▸ What the task requires
Scan the data below and report how many lines include the word "penalty". Nothing else is wanted.

▸ Material for this task
★ ★ ★ ★ ★ ★ ★
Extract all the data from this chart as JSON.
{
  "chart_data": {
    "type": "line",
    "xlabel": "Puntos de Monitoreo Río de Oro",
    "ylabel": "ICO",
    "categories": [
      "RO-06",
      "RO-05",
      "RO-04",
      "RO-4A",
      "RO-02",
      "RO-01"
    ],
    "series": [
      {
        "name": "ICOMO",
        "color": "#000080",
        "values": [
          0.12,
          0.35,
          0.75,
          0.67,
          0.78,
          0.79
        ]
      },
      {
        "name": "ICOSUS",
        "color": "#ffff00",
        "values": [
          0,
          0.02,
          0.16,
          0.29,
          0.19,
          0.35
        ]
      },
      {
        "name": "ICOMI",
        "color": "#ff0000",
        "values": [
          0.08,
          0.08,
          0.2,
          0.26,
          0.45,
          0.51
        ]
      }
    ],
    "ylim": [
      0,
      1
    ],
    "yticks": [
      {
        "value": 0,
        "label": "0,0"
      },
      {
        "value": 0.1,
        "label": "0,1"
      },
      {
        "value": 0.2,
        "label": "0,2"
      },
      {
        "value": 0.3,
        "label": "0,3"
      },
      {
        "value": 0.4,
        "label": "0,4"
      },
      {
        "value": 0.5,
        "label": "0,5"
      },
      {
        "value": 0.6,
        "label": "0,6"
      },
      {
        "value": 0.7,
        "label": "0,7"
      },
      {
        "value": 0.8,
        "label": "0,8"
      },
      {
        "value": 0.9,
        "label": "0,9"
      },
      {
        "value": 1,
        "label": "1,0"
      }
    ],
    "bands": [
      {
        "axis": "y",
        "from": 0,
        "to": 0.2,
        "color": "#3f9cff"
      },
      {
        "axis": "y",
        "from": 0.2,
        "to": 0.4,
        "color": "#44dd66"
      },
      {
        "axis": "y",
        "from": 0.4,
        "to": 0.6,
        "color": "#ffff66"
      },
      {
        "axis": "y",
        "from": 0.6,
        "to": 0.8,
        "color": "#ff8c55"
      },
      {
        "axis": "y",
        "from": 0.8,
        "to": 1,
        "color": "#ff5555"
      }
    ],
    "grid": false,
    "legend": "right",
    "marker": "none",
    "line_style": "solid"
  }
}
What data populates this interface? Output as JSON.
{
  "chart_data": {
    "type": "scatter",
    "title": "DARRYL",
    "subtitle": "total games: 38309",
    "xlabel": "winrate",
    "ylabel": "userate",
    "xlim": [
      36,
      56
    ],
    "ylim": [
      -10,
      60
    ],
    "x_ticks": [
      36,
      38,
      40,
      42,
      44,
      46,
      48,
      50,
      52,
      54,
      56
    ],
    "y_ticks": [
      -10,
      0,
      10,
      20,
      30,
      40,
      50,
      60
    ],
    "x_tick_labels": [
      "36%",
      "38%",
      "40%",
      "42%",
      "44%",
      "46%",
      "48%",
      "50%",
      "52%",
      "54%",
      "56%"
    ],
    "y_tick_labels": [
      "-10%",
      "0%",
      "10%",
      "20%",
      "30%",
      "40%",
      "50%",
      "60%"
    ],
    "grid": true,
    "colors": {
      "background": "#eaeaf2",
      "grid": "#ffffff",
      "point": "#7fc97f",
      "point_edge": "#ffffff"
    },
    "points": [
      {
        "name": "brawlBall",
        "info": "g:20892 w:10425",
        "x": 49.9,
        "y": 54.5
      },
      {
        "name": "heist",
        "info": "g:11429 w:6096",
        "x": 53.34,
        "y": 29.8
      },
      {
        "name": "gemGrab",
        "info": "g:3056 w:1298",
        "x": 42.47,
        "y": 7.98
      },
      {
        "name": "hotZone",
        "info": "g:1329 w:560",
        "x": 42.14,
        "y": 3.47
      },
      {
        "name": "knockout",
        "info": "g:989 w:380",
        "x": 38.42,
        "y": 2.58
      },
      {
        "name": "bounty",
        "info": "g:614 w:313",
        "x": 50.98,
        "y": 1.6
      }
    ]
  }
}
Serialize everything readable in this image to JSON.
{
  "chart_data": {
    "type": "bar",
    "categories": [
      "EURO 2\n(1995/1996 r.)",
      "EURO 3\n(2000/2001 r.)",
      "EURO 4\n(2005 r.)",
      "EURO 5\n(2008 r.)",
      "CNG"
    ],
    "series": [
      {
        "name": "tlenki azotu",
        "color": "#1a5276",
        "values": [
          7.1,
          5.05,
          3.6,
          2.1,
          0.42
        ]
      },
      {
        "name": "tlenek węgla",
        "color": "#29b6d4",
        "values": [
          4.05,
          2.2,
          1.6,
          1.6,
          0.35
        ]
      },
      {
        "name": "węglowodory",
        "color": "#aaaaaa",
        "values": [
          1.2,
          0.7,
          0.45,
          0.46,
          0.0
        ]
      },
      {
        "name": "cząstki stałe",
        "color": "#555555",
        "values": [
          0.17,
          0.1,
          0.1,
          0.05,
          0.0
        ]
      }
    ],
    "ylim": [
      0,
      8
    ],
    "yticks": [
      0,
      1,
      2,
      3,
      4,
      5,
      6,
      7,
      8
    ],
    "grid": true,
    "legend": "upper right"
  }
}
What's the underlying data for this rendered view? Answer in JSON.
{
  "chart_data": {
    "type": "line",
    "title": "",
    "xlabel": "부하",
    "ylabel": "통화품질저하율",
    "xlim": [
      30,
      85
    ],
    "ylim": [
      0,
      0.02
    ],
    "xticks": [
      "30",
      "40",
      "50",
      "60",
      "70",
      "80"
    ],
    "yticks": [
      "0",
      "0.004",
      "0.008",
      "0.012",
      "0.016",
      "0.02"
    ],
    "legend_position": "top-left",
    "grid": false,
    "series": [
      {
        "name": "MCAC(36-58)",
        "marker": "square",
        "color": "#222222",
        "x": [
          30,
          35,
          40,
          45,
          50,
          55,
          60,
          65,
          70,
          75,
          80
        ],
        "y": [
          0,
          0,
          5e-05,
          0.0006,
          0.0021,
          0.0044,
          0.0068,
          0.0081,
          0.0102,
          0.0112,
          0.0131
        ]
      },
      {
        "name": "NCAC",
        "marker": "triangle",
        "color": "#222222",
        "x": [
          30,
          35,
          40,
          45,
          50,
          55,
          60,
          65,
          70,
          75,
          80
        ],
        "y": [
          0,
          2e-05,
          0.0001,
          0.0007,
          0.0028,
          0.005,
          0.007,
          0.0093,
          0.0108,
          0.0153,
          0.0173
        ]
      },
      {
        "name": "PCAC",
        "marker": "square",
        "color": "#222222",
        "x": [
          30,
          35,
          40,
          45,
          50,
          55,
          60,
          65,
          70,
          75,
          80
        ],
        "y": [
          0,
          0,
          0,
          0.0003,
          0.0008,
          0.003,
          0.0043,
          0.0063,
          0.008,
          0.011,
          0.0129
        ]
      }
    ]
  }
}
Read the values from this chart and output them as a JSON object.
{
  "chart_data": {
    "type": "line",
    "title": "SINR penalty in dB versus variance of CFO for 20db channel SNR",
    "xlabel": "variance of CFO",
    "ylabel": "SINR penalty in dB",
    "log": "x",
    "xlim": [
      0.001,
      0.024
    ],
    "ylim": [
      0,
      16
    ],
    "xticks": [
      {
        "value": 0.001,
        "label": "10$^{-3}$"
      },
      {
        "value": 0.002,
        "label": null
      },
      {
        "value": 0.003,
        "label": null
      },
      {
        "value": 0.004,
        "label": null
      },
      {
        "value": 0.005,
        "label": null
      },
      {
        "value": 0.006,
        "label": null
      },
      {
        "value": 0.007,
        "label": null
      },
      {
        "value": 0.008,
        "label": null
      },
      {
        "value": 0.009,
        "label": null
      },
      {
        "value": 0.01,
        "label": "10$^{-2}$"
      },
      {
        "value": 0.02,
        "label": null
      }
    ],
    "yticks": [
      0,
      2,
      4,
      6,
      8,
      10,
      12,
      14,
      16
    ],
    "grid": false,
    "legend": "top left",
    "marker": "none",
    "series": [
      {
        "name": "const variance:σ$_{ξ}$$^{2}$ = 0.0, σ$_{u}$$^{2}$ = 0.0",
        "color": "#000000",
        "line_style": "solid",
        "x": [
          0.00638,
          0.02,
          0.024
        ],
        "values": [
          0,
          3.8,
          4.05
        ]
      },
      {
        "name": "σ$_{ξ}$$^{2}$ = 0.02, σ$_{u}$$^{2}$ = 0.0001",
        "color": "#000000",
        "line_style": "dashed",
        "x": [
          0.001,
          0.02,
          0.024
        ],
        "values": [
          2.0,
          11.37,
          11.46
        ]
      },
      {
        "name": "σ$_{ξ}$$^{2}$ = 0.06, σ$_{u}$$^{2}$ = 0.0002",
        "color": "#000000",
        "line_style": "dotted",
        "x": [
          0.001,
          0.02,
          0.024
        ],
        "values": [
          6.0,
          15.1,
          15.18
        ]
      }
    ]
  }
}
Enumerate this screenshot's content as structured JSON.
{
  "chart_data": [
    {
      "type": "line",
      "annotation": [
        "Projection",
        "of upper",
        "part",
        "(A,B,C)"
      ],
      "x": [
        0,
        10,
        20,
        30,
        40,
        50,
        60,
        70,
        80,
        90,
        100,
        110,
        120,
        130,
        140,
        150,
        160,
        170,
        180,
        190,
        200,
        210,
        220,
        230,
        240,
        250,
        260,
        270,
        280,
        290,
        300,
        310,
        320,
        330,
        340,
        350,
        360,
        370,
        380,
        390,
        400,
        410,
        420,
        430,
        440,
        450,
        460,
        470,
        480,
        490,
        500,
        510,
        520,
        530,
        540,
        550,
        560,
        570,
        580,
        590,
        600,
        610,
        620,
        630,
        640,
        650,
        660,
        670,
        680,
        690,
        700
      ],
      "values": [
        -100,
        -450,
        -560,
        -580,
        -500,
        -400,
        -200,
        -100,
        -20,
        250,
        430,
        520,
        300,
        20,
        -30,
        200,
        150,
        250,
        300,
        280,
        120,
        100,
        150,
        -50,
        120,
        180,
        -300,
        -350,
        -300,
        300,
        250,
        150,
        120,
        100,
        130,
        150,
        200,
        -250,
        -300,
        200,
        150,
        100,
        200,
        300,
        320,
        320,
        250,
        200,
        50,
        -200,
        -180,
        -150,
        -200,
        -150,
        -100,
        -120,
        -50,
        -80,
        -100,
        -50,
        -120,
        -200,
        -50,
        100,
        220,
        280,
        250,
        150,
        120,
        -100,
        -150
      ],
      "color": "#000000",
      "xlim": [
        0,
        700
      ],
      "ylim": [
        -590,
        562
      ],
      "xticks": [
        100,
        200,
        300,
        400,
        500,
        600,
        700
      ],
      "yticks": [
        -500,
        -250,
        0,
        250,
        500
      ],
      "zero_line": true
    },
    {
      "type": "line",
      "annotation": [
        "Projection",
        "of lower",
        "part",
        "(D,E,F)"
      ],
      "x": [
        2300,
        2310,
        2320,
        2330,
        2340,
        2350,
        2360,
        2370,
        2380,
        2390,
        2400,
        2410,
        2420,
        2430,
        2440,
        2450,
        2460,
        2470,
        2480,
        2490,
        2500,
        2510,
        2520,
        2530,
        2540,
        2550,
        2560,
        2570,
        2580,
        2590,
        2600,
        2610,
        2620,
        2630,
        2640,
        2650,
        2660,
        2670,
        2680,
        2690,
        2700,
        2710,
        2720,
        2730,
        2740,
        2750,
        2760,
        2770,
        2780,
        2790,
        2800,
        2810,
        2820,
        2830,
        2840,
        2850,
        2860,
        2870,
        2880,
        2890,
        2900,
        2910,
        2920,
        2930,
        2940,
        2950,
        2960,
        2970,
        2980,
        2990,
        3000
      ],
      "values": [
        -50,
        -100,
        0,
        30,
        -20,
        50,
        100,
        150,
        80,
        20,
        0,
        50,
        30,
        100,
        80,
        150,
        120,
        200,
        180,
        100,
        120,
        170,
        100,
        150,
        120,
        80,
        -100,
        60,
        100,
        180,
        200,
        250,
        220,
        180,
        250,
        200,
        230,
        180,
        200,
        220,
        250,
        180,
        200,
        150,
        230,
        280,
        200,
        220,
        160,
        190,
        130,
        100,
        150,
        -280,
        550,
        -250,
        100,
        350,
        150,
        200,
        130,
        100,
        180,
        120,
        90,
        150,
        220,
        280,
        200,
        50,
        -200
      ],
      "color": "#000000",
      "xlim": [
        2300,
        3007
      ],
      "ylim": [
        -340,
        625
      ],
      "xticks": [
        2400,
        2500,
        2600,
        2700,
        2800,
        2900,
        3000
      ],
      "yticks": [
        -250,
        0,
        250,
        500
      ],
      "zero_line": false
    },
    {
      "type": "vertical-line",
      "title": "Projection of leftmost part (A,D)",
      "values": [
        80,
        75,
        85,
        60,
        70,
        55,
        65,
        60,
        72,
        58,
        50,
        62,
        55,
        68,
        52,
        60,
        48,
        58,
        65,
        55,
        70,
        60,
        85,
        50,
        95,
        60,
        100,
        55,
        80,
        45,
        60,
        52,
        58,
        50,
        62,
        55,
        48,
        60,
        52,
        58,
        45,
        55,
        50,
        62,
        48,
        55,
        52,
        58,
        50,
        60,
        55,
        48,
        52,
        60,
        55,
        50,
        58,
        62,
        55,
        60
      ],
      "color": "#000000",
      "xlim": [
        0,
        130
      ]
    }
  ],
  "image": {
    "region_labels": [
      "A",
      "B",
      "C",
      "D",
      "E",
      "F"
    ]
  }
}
★ ★ ★ ★ ★ ★ ★
▸ Response for this exercise
2